• _Aim_:
Repeat the material exactly as it appears.

• _Input for this task_:
:::::

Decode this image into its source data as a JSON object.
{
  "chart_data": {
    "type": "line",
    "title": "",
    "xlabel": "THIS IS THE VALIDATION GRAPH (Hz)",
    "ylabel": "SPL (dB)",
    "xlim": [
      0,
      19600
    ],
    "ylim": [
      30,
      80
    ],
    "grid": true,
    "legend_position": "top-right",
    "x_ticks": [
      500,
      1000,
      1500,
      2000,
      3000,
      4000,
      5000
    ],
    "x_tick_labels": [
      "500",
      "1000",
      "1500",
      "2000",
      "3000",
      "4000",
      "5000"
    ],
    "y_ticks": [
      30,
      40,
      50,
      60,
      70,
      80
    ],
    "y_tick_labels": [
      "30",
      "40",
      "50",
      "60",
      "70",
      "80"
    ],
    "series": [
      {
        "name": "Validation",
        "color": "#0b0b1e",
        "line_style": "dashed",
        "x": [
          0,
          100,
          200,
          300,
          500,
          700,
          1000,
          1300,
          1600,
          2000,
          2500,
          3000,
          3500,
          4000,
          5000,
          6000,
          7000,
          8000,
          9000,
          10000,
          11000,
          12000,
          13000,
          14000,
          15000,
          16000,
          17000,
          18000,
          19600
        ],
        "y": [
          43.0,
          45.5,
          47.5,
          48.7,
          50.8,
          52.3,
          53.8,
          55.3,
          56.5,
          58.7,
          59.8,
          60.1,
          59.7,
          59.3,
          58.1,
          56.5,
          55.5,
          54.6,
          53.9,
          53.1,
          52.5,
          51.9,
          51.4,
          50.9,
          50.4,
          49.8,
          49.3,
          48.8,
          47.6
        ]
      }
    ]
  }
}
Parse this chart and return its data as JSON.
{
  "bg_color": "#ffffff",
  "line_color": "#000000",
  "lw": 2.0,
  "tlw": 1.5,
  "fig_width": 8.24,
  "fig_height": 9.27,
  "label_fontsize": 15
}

:::::

• _Written answer_:
Decode this image into its source data as a JSON object.
{
  "chart_data": {
    "type": "line",
    "title": "",
    "xlabel": "THIS IS THE VALIDATION GRAPH (Hz)",
    "ylabel": "SPL (dB)",
    "xlim": [
      0,
      19600
    ],
    "ylim": [
      30,
      80
    ],
    "grid": true,
    "legend_position": "top-right",
    "x_ticks": [
      500,
      1000,
      1500,
      2000,
      3000,
      4000,
      5000
    ],
    "x_tick_labels": [
      "500",
      "1000",
      "1500",
      "2000",
      "3000",
      "4000",
      "5000"
    ],
    "y_ticks": [
      30,
      40,
      50,
      60,
      70,
      80
    ],
    "y_tick_labels": [
      "30",
      "40",
      "50",
      "60",
      "70",
      "80"
    ],
    "series": [
      {
        "name": "Validation",
        "color": "#0b0b1e",
        "line_style": "dashed",
        "x": [
          0,
          100,
          200,
          300,
          500,
          700,
          1000,
          1300,
          1600,
          2000,
          2500,
          3000,
          3500,
          4000,
          5000,
          6000,
          7000,
          8000,
          9000,
          10000,
          11000,
          12000,
          13000,
          14000,
          15000,
          16000,
          17000,
          18000,
          19600
        ],
        "y": [
          43.0,
          45.5,
          47.5,
          48.7,
          50.8,
          52.3,
          53.8,
          55.3,
          56.5,
          58.7,
          59.8,
          60.1,
          59.7,
          59.3,
          58.1,
          56.5,
          55.5,
          54.6,
          53.9,
          53.1,
          52.5,
          51.9,
          51.4,
          50.9,
          50.4,
          49.8,
          49.3,
          48.8,
          47.6
        ]
      }
    ]
  }
}
Parse this chart and return its data as JSON.
{
  "bg_color": "#ffffff",
  "line_color": "#000000",
  "lw": 2.0,
  "tlw": 1.5,
  "fig_width": 8.24,
  "fig_height": 9.27,
  "label_fontsize": 15
}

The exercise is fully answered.